-- BEGIN INFORMATION SHOWN --

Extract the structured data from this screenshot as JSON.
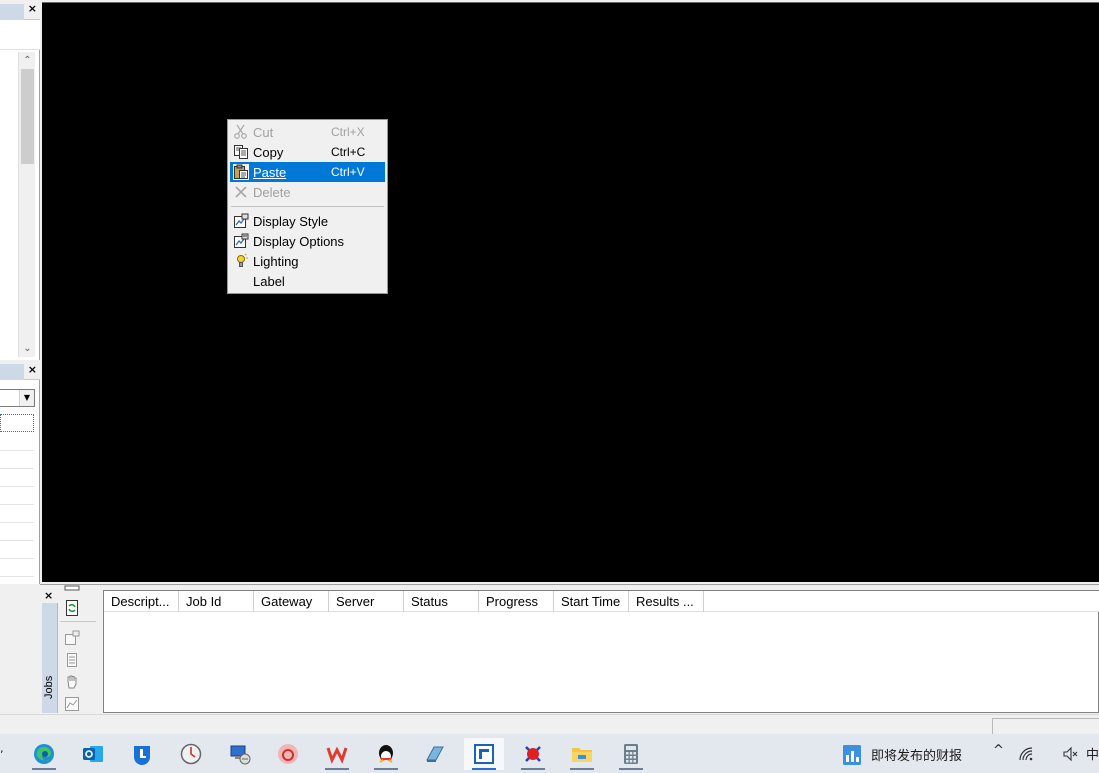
{
  "context_menu": {
    "items": [
      {
        "label": "Cut",
        "shortcut": "Ctrl+X",
        "icon": "scissors-icon",
        "enabled": false
      },
      {
        "label": "Copy",
        "shortcut": "Ctrl+C",
        "icon": "copy-icon",
        "enabled": true
      },
      {
        "label": "Paste",
        "shortcut": "Ctrl+V",
        "icon": "paste-icon",
        "enabled": true,
        "highlighted": true
      },
      {
        "label": "Delete",
        "shortcut": "",
        "icon": "delete-icon",
        "enabled": false
      },
      {
        "label": "Display Style",
        "icon": "display-style-icon",
        "enabled": true
      },
      {
        "label": "Display Options",
        "icon": "display-options-icon",
        "enabled": true
      },
      {
        "label": "Lighting",
        "icon": "lighting-icon",
        "enabled": true
      },
      {
        "label": "Label",
        "icon": "",
        "enabled": true
      }
    ]
  },
  "jobs": {
    "tab_label": "Jobs",
    "columns": [
      "Descript...",
      "Job Id",
      "Gateway",
      "Server",
      "Status",
      "Progress",
      "Start Time",
      "Results ..."
    ],
    "rows": []
  },
  "left_panes": {
    "close_symbol": "×"
  },
  "taskbar": {
    "apps": [
      "edge",
      "outlook",
      "lenovo-vantage",
      "clock-app",
      "remote-desktop",
      "netease-music",
      "wps-office",
      "qq",
      "eraser-app",
      "materials-studio",
      "molecule-app",
      "file-explorer",
      "calculator"
    ],
    "news_text": "即将发布的财报",
    "tray": {
      "ime": "中"
    }
  },
  "colors": {
    "viewport_bg": "#000000",
    "highlight": "#0078d7",
    "panel_tint": "#cdd9e6"
  }
}
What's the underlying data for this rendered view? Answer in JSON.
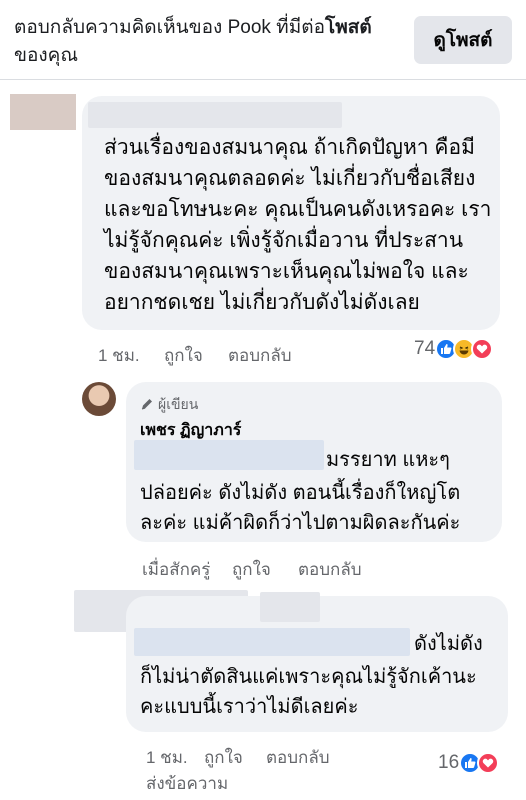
{
  "header": {
    "text_prefix": "ตอบกลับความคิดเห็นของ Pook ที่มีต่อ",
    "text_bold": "โพสต์",
    "text_suffix": "ของคุณ",
    "view_post_button": "ดูโพสต์"
  },
  "comment1": {
    "lines": [
      "ส่วนเรื่องของสมนาคุณ ถ้าเกิดปัญหา คือมี",
      "ของสมนาคุณตลอดค่ะ ไม่เกี่ยวกับชื่อเสียง",
      "และขอโทษนะคะ คุณเป็นคนดังเหรอคะ เรา",
      "ไม่รู้จักคุณค่ะ เพิ่งรู้จักเมื่อวาน  ที่ประสาน",
      "ของสมนาคุณเพราะเห็นคุณไม่พอใจ และ",
      "อยากชดเชย ไม่เกี่ยวกับดังไม่ดังเลย"
    ],
    "time": "1 ชม.",
    "like": "ถูกใจ",
    "reply": "ตอบกลับ",
    "reaction_count": "74",
    "reaction_icons": [
      "like-icon",
      "haha-icon",
      "love-icon"
    ]
  },
  "reply1": {
    "author_tag": "ผู้เขียน",
    "author_name": "เพชร ฏิญาภาร์",
    "line1_suffix": "มรรยาท แหะๆ",
    "lines": [
      "ปล่อยค่ะ ดังไม่ดัง ตอนนี้เรื่องก็ใหญ่โต",
      "ละค่ะ แม่ค้าผิดก็ว่าไปตามผิดละกันค่ะ"
    ],
    "time": "เมื่อสักครู่",
    "like": "ถูกใจ",
    "reply": "ตอบกลับ"
  },
  "reply2": {
    "line1_suffix": "ดังไม่ดัง",
    "lines": [
      "ก็ไม่น่าตัดสินแค่เพราะคุณไม่รู้จักเค้านะ",
      "คะแบบนี้เราว่าไม่ดีเลยค่ะ"
    ],
    "time": "1 ชม.",
    "like": "ถูกใจ",
    "reply": "ตอบกลับ",
    "message": "ส่งข้อความ",
    "reaction_count": "16",
    "reaction_icons": [
      "like-icon",
      "love-icon"
    ]
  },
  "colors": {
    "like_blue": "#1877f2",
    "love_red": "#f33e58",
    "haha_yellow": "#f7b928",
    "bubble_bg": "#f0f2f5",
    "secondary_text": "#65676b"
  }
}
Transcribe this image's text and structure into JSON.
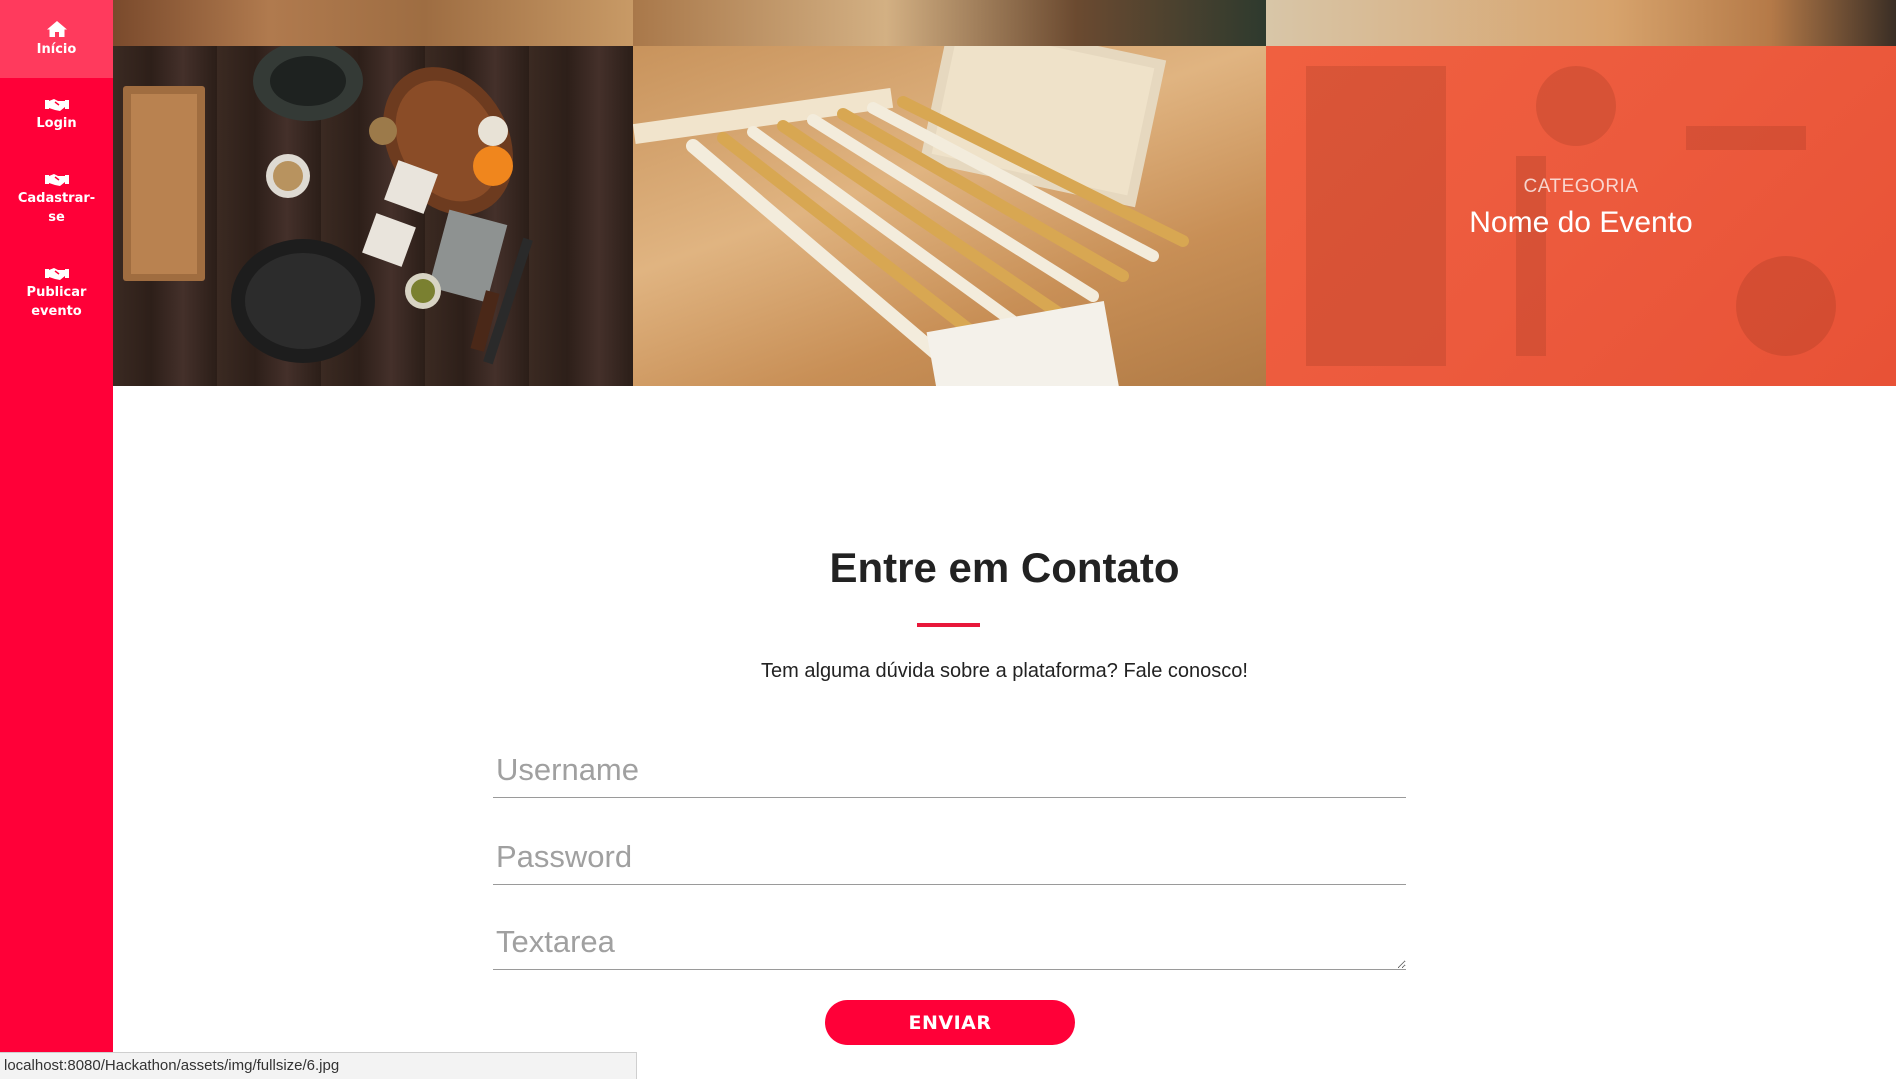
{
  "sidebar": {
    "items": [
      {
        "label": "Início",
        "icon": "home-icon"
      },
      {
        "label": "Login",
        "icon": "handshake-icon"
      },
      {
        "label": "Cadastrar-\nse",
        "icon": "handshake-icon"
      },
      {
        "label": "Publicar\nevento",
        "icon": "handshake-icon"
      }
    ],
    "color": "#ff0038"
  },
  "featured_event": {
    "category": "CATEGORIA",
    "name": "Nome do Evento",
    "overlay_color": "#ec5a3d"
  },
  "contact": {
    "title": "Entre em Contato",
    "subtitle": "Tem alguma dúvida sobre a plataforma? Fale conosco!",
    "username_placeholder": "Username",
    "password_placeholder": "Password",
    "textarea_placeholder": "Textarea",
    "submit_label": "ENVIAR",
    "accent_color": "#e8173a"
  },
  "status_bar": {
    "url": "localhost:8080/Hackathon/assets/img/fullsize/6.jpg"
  }
}
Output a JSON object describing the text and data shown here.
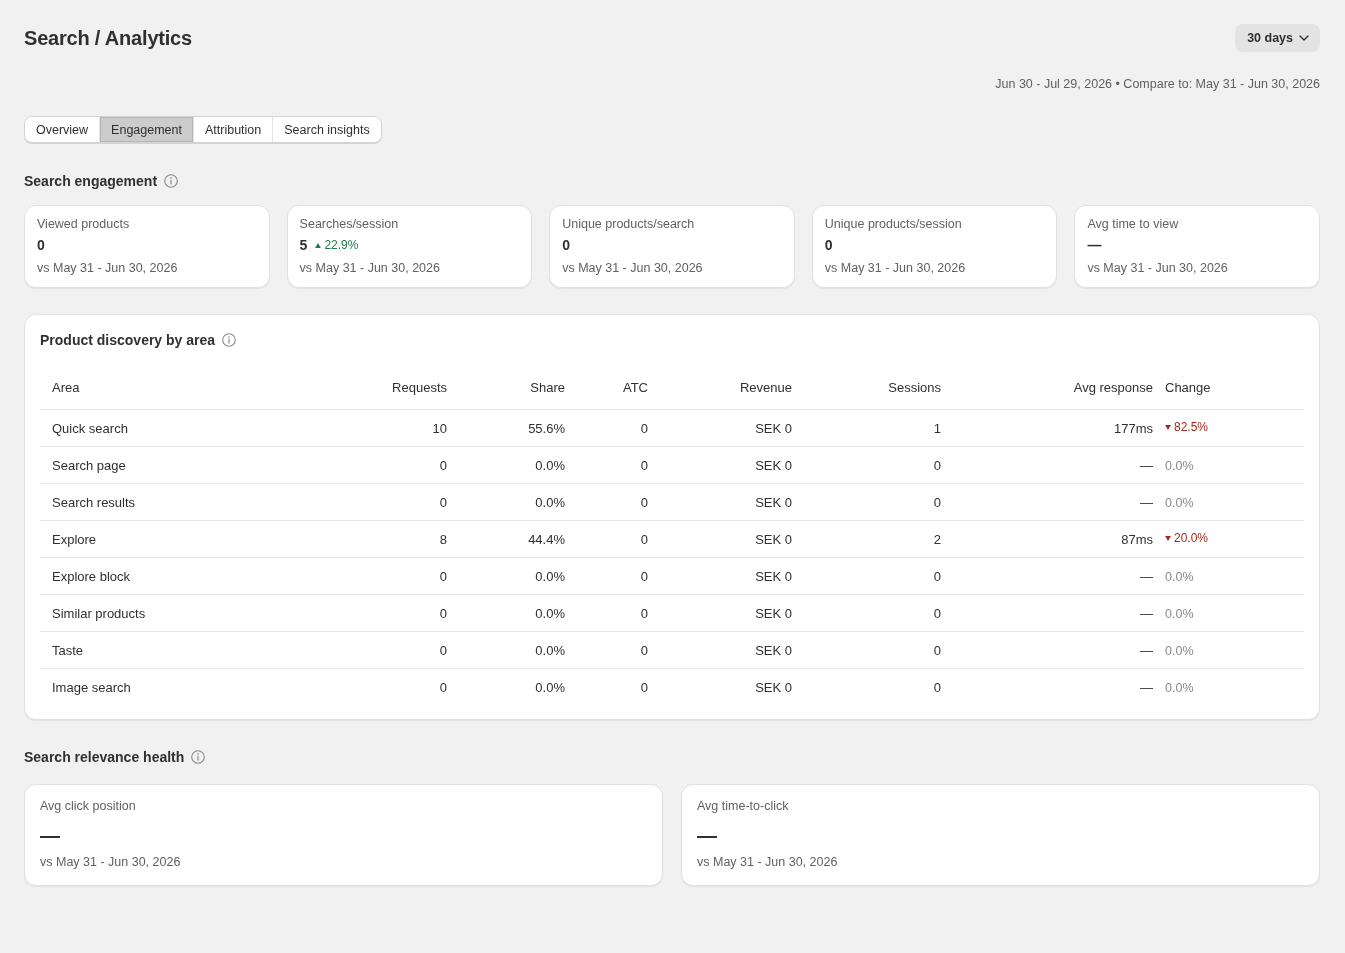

-- END INFORMATION SHOWN --

:: REQUIRED WORK ::
Leave the pictures out and write out every entry exactly as given.

:: TASK RESULT ::
Extract the structured data from this screenshot as JSON.
{
  "context_menu": {
    "items": [
      {
        "label": "Cut",
        "shortcut": "Ctrl+X",
        "icon": "scissors-icon",
        "enabled": false
      },
      {
        "label": "Copy",
        "shortcut": "Ctrl+C",
        "icon": "copy-icon",
        "enabled": true
      },
      {
        "label": "Paste",
        "shortcut": "Ctrl+V",
        "icon": "paste-icon",
        "enabled": true,
        "highlighted": true
      },
      {
        "label": "Delete",
        "shortcut": "",
        "icon": "delete-icon",
        "enabled": false
      },
      {
        "label": "Display Style",
        "icon": "display-style-icon",
        "enabled": true
      },
      {
        "label": "Display Options",
        "icon": "display-options-icon",
        "enabled": true
      },
      {
        "label": "Lighting",
        "icon": "lighting-icon",
        "enabled": true
      },
      {
        "label": "Label",
        "icon": "",
        "enabled": true
      }
    ]
  },
  "jobs": {
    "tab_label": "Jobs",
    "columns": [
      "Descript...",
      "Job Id",
      "Gateway",
      "Server",
      "Status",
      "Progress",
      "Start Time",
      "Results ..."
    ],
    "rows": []
  },
  "left_panes": {
    "close_symbol": "×"
  },
  "taskbar": {
    "apps": [
      "edge",
      "outlook",
      "lenovo-vantage",
      "clock-app",
      "remote-desktop",
      "netease-music",
      "wps-office",
      "qq",
      "eraser-app",
      "materials-studio",
      "molecule-app",
      "file-explorer",
      "calculator"
    ],
    "news_text": "即将发布的财报",
    "tray": {
      "ime": "中"
    }
  },
  "colors": {
    "viewport_bg": "#000000",
    "highlight": "#0078d7",
    "panel_tint": "#cdd9e6"
  }
}
What's the underlying data for this rendered view? Answer in JSON.
{
  "header": {
    "text_prefix": "ตอบกลับความคิดเห็นของ Pook ที่มีต่อ",
    "text_bold": "โพสต์",
    "text_suffix": "ของคุณ",
    "view_post_button": "ดูโพสต์"
  },
  "comment1": {
    "lines": [
      "ส่วนเรื่องของสมนาคุณ ถ้าเกิดปัญหา คือมี",
      "ของสมนาคุณตลอดค่ะ ไม่เกี่ยวกับชื่อเสียง",
      "และขอโทษนะคะ คุณเป็นคนดังเหรอคะ เรา",
      "ไม่รู้จักคุณค่ะ เพิ่งรู้จักเมื่อวาน  ที่ประสาน",
      "ของสมนาคุณเพราะเห็นคุณไม่พอใจ และ",
      "อยากชดเชย ไม่เกี่ยวกับดังไม่ดังเลย"
    ],
    "time": "1 ชม.",
    "like": "ถูกใจ",
    "reply": "ตอบกลับ",
    "reaction_count": "74",
    "reaction_icons": [
      "like-icon",
      "haha-icon",
      "love-icon"
    ]
  },
  "reply1": {
    "author_tag": "ผู้เขียน",
    "author_name": "เพชร ฏิญาภาร์",
    "line1_suffix": "มรรยาท แหะๆ",
    "lines": [
      "ปล่อยค่ะ ดังไม่ดัง ตอนนี้เรื่องก็ใหญ่โต",
      "ละค่ะ แม่ค้าผิดก็ว่าไปตามผิดละกันค่ะ"
    ],
    "time": "เมื่อสักครู่",
    "like": "ถูกใจ",
    "reply": "ตอบกลับ"
  },
  "reply2": {
    "line1_suffix": "ดังไม่ดัง",
    "lines": [
      "ก็ไม่น่าตัดสินแค่เพราะคุณไม่รู้จักเค้านะ",
      "คะแบบนี้เราว่าไม่ดีเลยค่ะ"
    ],
    "time": "1 ชม.",
    "like": "ถูกใจ",
    "reply": "ตอบกลับ",
    "message": "ส่งข้อความ",
    "reaction_count": "16",
    "reaction_icons": [
      "like-icon",
      "love-icon"
    ]
  },
  "colors": {
    "like_blue": "#1877f2",
    "love_red": "#f33e58",
    "haha_yellow": "#f7b928",
    "bubble_bg": "#f0f2f5",
    "secondary_text": "#65676b"
  }
}
Transcribe this image's text and structure into JSON.
{
  "sidebar": {
    "items": [
      {
        "label": "Início",
        "icon": "home-icon"
      },
      {
        "label": "Login",
        "icon": "handshake-icon"
      },
      {
        "label": "Cadastrar-\nse",
        "icon": "handshake-icon"
      },
      {
        "label": "Publicar\nevento",
        "icon": "handshake-icon"
      }
    ],
    "color": "#ff0038"
  },
  "featured_event": {
    "category": "CATEGORIA",
    "name": "Nome do Evento",
    "overlay_color": "#ec5a3d"
  },
  "contact": {
    "title": "Entre em Contato",
    "subtitle": "Tem alguma dúvida sobre a plataforma? Fale conosco!",
    "username_placeholder": "Username",
    "password_placeholder": "Password",
    "textarea_placeholder": "Textarea",
    "submit_label": "ENVIAR",
    "accent_color": "#e8173a"
  },
  "status_bar": {
    "url": "localhost:8080/Hackathon/assets/img/fullsize/6.jpg"
  }
}
Output a JSON object describing the text and data shown here.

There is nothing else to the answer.